● **PROMPT**
Omit the pictures, then reproduce every remaining record exactly.

Saved data entries:
───

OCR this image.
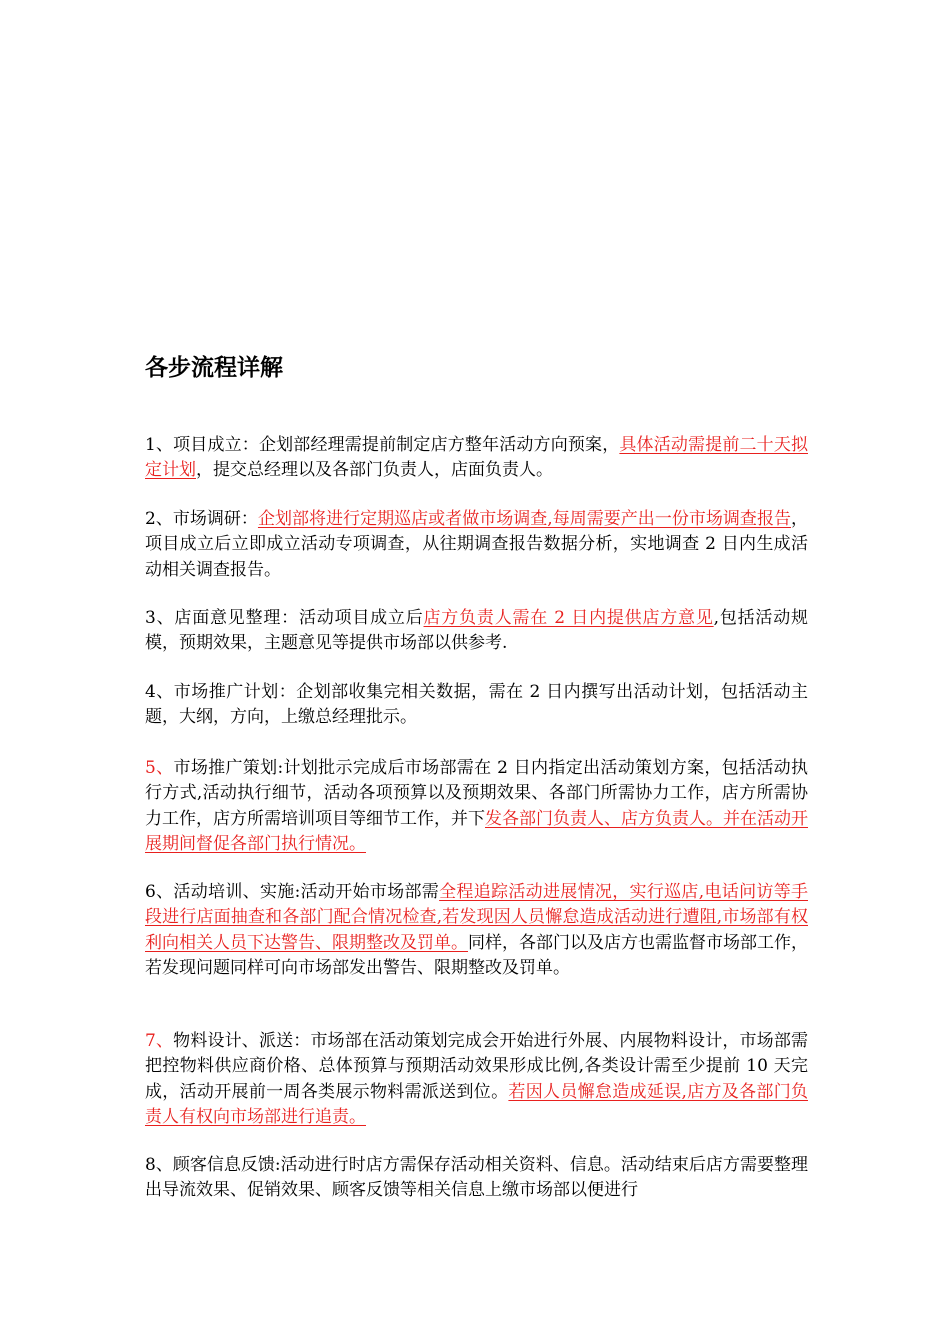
各步流程详解
1、项目成立：企划部经理需提前制定店方整年活动方向预案，具体活动需提前二十天拟定计划，提交总经理以及各部门负责人，店面负责人。
2、市场调研：企划部将进行定期巡店或者做市场调查,每周需要产出一份市场调查报告，项目成立后立即成立活动专项调查，从往期调查报告数据分析，实地调查 2 日内生成活动相关调查报告。
3、店面意见整理：活动项目成立后店方负责人需在 2 日内提供店方意见,包括活动规模，预期效果，主题意见等提供市场部以供参考.
4、市场推广计划：企划部收集完相关数据，需在 2 日内撰写出活动计划，包括活动主题，大纲，方向，上缴总经理批示。
5、市场推广策划:计划批示完成后市场部需在 2 日内指定出活动策划方案，包括活动执行方式,活动执行细节，活动各项预算以及预期效果、各部门所需协力工作，店方所需协力工作，店方所需培训项目等细节工作，并下发各部门负责人、店方负责人。并在活动开展期间督促各部门执行情况。
6、活动培训、实施:活动开始市场部需全程追踪活动进展情况，实行巡店,电话问访等手段进行店面抽查和各部门配合情况检查,若发现因人员懈怠造成活动进行遭阻,市场部有权利向相关人员下达警告、限期整改及罚单。同样，各部门以及店方也需监督市场部工作，若发现问题同样可向市场部发出警告、限期整改及罚单。
7、物料设计、派送：市场部在活动策划完成会开始进行外展、内展物料设计，市场部需把控物料供应商价格、总体预算与预期活动效果形成比例,各类设计需至少提前 10 天完成，活动开展前一周各类展示物料需派送到位。若因人员懈怠造成延误,店方及各部门负责人有权向市场部进行追责。
8、顾客信息反馈:活动进行时店方需保存活动相关资料、信息。活动结束后店方需要整理出导流效果、促销效果、顾客反馈等相关信息上缴市场部以便进行
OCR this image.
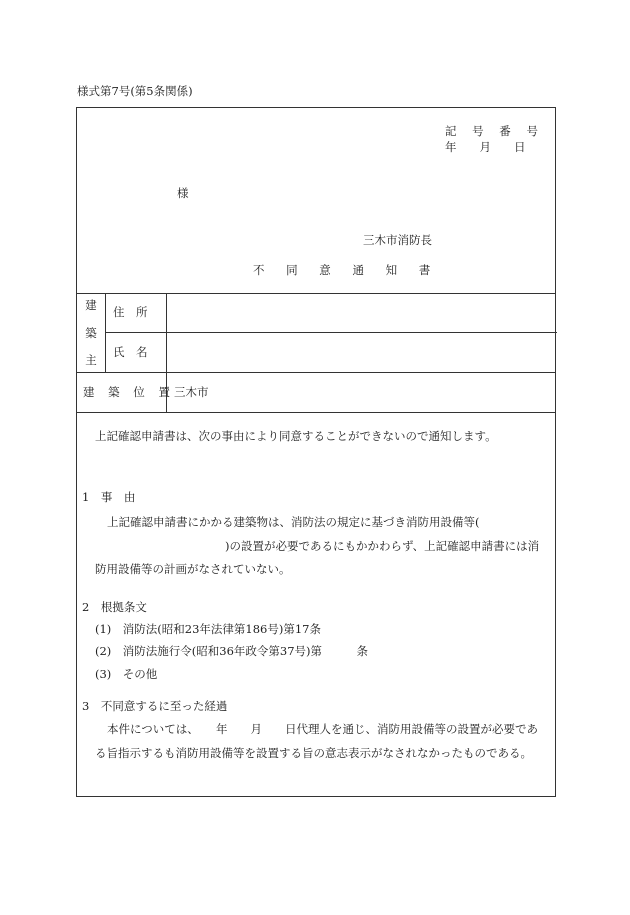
様式第7号(第5条関係)
記 号 番 号
年　　月　　日
様
三木市消防長
不 同 意 通 知 書
建
築
主
住　所
氏　名
建 築 位 置 三木市
上記確認申請書は、次の事由により同意することができないので通知します。
1　事　由
上記確認申請書にかかる建築物は、消防法の規定に基づき消防用設備等(
)の設置が必要であるにもかかわらず、上記確認申請書には消
防用設備等の計画がなされていない。
2　根拠条文
(1)　消防法(昭和23年法律第186号)第17条
(2)　消防法施行令(昭和36年政令第37号)第　　　条
(3)　その他
3　不同意するに至った経過
本件については、　　年　　月　　日代理人を通じ、消防用設備等の設置が必要であ
る旨指示するも消防用設備等を設置する旨の意志表示がなされなかったものである。
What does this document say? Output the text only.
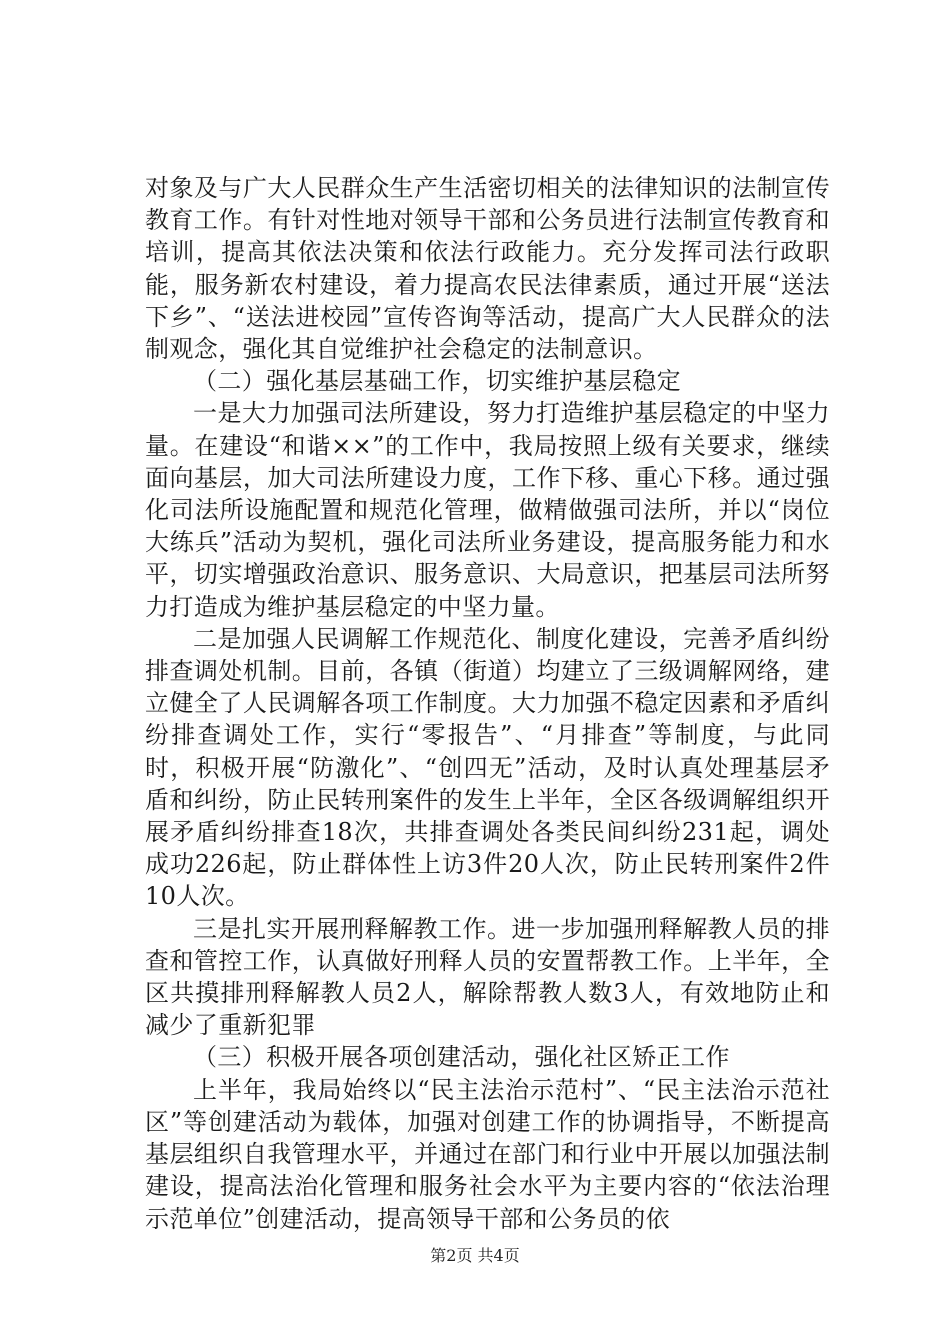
对象及与广大人民群众生产生活密切相关的法律知识的法制宣传教育工作。有针对性地对领导干部和公务员进行法制宣传教育和培训，提高其依法决策和依法行政能力。充分发挥司法行政职能，服务新农村建设，着力提高农民法律素质，通过开展“送法下乡”、“送法进校园”宣传咨询等活动，提高广大人民群众的法制观念，强化其自觉维护社会稳定的法制意识。

（二）强化基层基础工作，切实维护基层稳定

一是大力加强司法所建设，努力打造维护基层稳定的中坚力量。在建设“和谐××”的工作中，我局按照上级有关要求，继续面向基层，加大司法所建设力度，工作下移、重心下移。通过强化司法所设施配置和规范化管理，做精做强司法所，并以“岗位大练兵”活动为契机，强化司法所业务建设，提高服务能力和水平，切实增强政治意识、服务意识、大局意识，把基层司法所努力打造成为维护基层稳定的中坚力量。

二是加强人民调解工作规范化、制度化建设，完善矛盾纠纷排查调处机制。目前，各镇（街道）均建立了三级调解网络，建立健全了人民调解各项工作制度。大力加强不稳定因素和矛盾纠纷排查调处工作，实行“零报告”、“月排查”等制度，与此同时，积极开展“防激化”、“创四无”活动，及时认真处理基层矛盾和纠纷，防止民转刑案件的发生上半年，全区各级调解组织开展矛盾纠纷排查18次，共排查调处各类民间纠纷231起，调处成功226起，防止群体性上访3件20人次，防止民转刑案件2件10人次。

三是扎实开展刑释解教工作。进一步加强刑释解教人员的排查和管控工作，认真做好刑释人员的安置帮教工作。上半年，全区共摸排刑释解教人员2人，解除帮教人数3人，有效地防止和减少了重新犯罪

（三）积极开展各项创建活动，强化社区矫正工作

上半年，我局始终以“民主法治示范村”、“民主法治示范社区”等创建活动为载体，加强对创建工作的协调指导，不断提高基层组织自我管理水平，并通过在部门和行业中开展以加强法制建设，提高法治化管理和服务社会水平为主要内容的“依法治理示范单位”创建活动，提高领导干部和公务员的依

第2页 共4页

───

● **RESULT OF THE EXERCISE**
OCR this image.
各步流程详解
1、项目成立：企划部经理需提前制定店方整年活动方向预案，具体活动需提前二十天拟定计划，提交总经理以及各部门负责人，店面负责人。
2、市场调研：企划部将进行定期巡店或者做市场调查,每周需要产出一份市场调查报告，项目成立后立即成立活动专项调查，从往期调查报告数据分析，实地调查 2 日内生成活动相关调查报告。
3、店面意见整理：活动项目成立后店方负责人需在 2 日内提供店方意见,包括活动规模，预期效果，主题意见等提供市场部以供参考.
4、市场推广计划：企划部收集完相关数据，需在 2 日内撰写出活动计划，包括活动主题，大纲，方向，上缴总经理批示。
5、市场推广策划:计划批示完成后市场部需在 2 日内指定出活动策划方案，包括活动执行方式,活动执行细节，活动各项预算以及预期效果、各部门所需协力工作，店方所需协力工作，店方所需培训项目等细节工作，并下发各部门负责人、店方负责人。并在活动开展期间督促各部门执行情况。
6、活动培训、实施:活动开始市场部需全程追踪活动进展情况，实行巡店,电话问访等手段进行店面抽查和各部门配合情况检查,若发现因人员懈怠造成活动进行遭阻,市场部有权利向相关人员下达警告、限期整改及罚单。同样，各部门以及店方也需监督市场部工作，若发现问题同样可向市场部发出警告、限期整改及罚单。
7、物料设计、派送：市场部在活动策划完成会开始进行外展、内展物料设计，市场部需把控物料供应商价格、总体预算与预期活动效果形成比例,各类设计需至少提前 10 天完成，活动开展前一周各类展示物料需派送到位。若因人员懈怠造成延误,店方及各部门负责人有权向市场部进行追责。
8、顾客信息反馈:活动进行时店方需保存活动相关资料、信息。活动结束后店方需要整理出导流效果、促销效果、顾客反馈等相关信息上缴市场部以便进行
OCR this image.
様式第7号(第5条関係)
記 号 番 号
年　　月　　日
様
三木市消防長
不 同 意 通 知 書
建
築
主
住　所
氏　名
建 築 位 置 三木市
上記確認申請書は、次の事由により同意することができないので通知します。
1　事　由
上記確認申請書にかかる建築物は、消防法の規定に基づき消防用設備等(
)の設置が必要であるにもかかわらず、上記確認申請書には消
防用設備等の計画がなされていない。
2　根拠条文
(1)　消防法(昭和23年法律第186号)第17条
(2)　消防法施行令(昭和36年政令第37号)第　　　条
(3)　その他
3　不同意するに至った経過
本件については、　　年　　月　　日代理人を通じ、消防用設備等の設置が必要であ
る旨指示するも消防用設備等を設置する旨の意志表示がなされなかったものである。
What does this document say? Output the text only.
对象及与广大人民群众生产生活密切相关的法律知识的法制宣传教育工作。有针对性地对领导干部和公务员进行法制宣传教育和培训，提高其依法决策和依法行政能力。充分发挥司法行政职能，服务新农村建设，着力提高农民法律素质，通过开展“送法下乡”、“送法进校园”宣传咨询等活动，提高广大人民群众的法制观念，强化其自觉维护社会稳定的法制意识。

（二）强化基层基础工作，切实维护基层稳定

一是大力加强司法所建设，努力打造维护基层稳定的中坚力量。在建设“和谐××”的工作中，我局按照上级有关要求，继续面向基层，加大司法所建设力度，工作下移、重心下移。通过强化司法所设施配置和规范化管理，做精做强司法所，并以“岗位大练兵”活动为契机，强化司法所业务建设，提高服务能力和水平，切实增强政治意识、服务意识、大局意识，把基层司法所努力打造成为维护基层稳定的中坚力量。

二是加强人民调解工作规范化、制度化建设，完善矛盾纠纷排查调处机制。目前，各镇（街道）均建立了三级调解网络，建立健全了人民调解各项工作制度。大力加强不稳定因素和矛盾纠纷排查调处工作，实行“零报告”、“月排查”等制度，与此同时，积极开展“防激化”、“创四无”活动，及时认真处理基层矛盾和纠纷，防止民转刑案件的发生上半年，全区各级调解组织开展矛盾纠纷排查18次，共排查调处各类民间纠纷231起，调处成功226起，防止群体性上访3件20人次，防止民转刑案件2件10人次。

三是扎实开展刑释解教工作。进一步加强刑释解教人员的排查和管控工作，认真做好刑释人员的安置帮教工作。上半年，全区共摸排刑释解教人员2人，解除帮教人数3人，有效地防止和减少了重新犯罪

（三）积极开展各项创建活动，强化社区矫正工作

上半年，我局始终以“民主法治示范村”、“民主法治示范社区”等创建活动为载体，加强对创建工作的协调指导，不断提高基层组织自我管理水平，并通过在部门和行业中开展以加强法制建设，提高法治化管理和服务社会水平为主要内容的“依法治理示范单位”创建活动，提高领导干部和公务员的依

第2页 共4页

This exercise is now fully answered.